* DATA TO PROCESS
• • • •

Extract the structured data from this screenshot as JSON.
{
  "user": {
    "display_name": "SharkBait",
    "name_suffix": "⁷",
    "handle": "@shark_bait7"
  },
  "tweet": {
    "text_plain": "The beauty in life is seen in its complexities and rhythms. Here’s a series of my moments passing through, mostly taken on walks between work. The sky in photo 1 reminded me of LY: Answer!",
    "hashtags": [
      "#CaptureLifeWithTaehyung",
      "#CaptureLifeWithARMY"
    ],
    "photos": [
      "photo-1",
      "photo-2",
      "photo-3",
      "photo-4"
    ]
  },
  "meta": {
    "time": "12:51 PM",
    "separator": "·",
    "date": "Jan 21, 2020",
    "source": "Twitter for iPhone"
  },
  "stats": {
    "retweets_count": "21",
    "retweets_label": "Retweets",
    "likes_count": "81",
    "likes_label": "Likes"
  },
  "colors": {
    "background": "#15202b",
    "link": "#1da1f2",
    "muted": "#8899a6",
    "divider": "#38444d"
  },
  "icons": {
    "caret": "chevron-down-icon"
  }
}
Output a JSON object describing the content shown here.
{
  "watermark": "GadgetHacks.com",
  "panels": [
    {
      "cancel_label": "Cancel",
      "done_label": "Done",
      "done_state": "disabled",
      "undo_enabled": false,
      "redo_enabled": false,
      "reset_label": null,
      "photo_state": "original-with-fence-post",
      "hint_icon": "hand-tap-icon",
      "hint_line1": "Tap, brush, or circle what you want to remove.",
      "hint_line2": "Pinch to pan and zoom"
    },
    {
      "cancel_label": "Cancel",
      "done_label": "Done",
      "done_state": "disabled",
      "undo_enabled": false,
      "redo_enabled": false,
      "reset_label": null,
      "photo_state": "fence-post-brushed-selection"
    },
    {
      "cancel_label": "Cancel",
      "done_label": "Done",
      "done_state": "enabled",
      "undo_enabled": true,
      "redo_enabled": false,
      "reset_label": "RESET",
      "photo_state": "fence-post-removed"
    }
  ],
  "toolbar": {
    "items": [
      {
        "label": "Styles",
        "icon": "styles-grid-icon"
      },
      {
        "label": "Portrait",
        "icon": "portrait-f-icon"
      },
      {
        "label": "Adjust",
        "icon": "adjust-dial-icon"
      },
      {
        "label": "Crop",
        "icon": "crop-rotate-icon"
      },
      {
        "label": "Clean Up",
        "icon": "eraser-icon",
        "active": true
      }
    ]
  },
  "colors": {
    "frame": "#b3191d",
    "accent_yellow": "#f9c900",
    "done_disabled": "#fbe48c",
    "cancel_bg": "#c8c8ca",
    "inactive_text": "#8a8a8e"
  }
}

• • • •

* WORK REQUIRED
Extract every line above exactly as it stands.

* FULL RESPONSE
Extract the structured data from this screenshot as JSON.
{
  "user": {
    "display_name": "SharkBait",
    "name_suffix": "⁷",
    "handle": "@shark_bait7"
  },
  "tweet": {
    "text_plain": "The beauty in life is seen in its complexities and rhythms. Here’s a series of my moments passing through, mostly taken on walks between work. The sky in photo 1 reminded me of LY: Answer!",
    "hashtags": [
      "#CaptureLifeWithTaehyung",
      "#CaptureLifeWithARMY"
    ],
    "photos": [
      "photo-1",
      "photo-2",
      "photo-3",
      "photo-4"
    ]
  },
  "meta": {
    "time": "12:51 PM",
    "separator": "·",
    "date": "Jan 21, 2020",
    "source": "Twitter for iPhone"
  },
  "stats": {
    "retweets_count": "21",
    "retweets_label": "Retweets",
    "likes_count": "81",
    "likes_label": "Likes"
  },
  "colors": {
    "background": "#15202b",
    "link": "#1da1f2",
    "muted": "#8899a6",
    "divider": "#38444d"
  },
  "icons": {
    "caret": "chevron-down-icon"
  }
}
Output a JSON object describing the content shown here.
{
  "watermark": "GadgetHacks.com",
  "panels": [
    {
      "cancel_label": "Cancel",
      "done_label": "Done",
      "done_state": "disabled",
      "undo_enabled": false,
      "redo_enabled": false,
      "reset_label": null,
      "photo_state": "original-with-fence-post",
      "hint_icon": "hand-tap-icon",
      "hint_line1": "Tap, brush, or circle what you want to remove.",
      "hint_line2": "Pinch to pan and zoom"
    },
    {
      "cancel_label": "Cancel",
      "done_label": "Done",
      "done_state": "disabled",
      "undo_enabled": false,
      "redo_enabled": false,
      "reset_label": null,
      "photo_state": "fence-post-brushed-selection"
    },
    {
      "cancel_label": "Cancel",
      "done_label": "Done",
      "done_state": "enabled",
      "undo_enabled": true,
      "redo_enabled": false,
      "reset_label": "RESET",
      "photo_state": "fence-post-removed"
    }
  ],
  "toolbar": {
    "items": [
      {
        "label": "Styles",
        "icon": "styles-grid-icon"
      },
      {
        "label": "Portrait",
        "icon": "portrait-f-icon"
      },
      {
        "label": "Adjust",
        "icon": "adjust-dial-icon"
      },
      {
        "label": "Crop",
        "icon": "crop-rotate-icon"
      },
      {
        "label": "Clean Up",
        "icon": "eraser-icon",
        "active": true
      }
    ]
  },
  "colors": {
    "frame": "#b3191d",
    "accent_yellow": "#f9c900",
    "done_disabled": "#fbe48c",
    "cancel_bg": "#c8c8ca",
    "inactive_text": "#8a8a8e"
  }
}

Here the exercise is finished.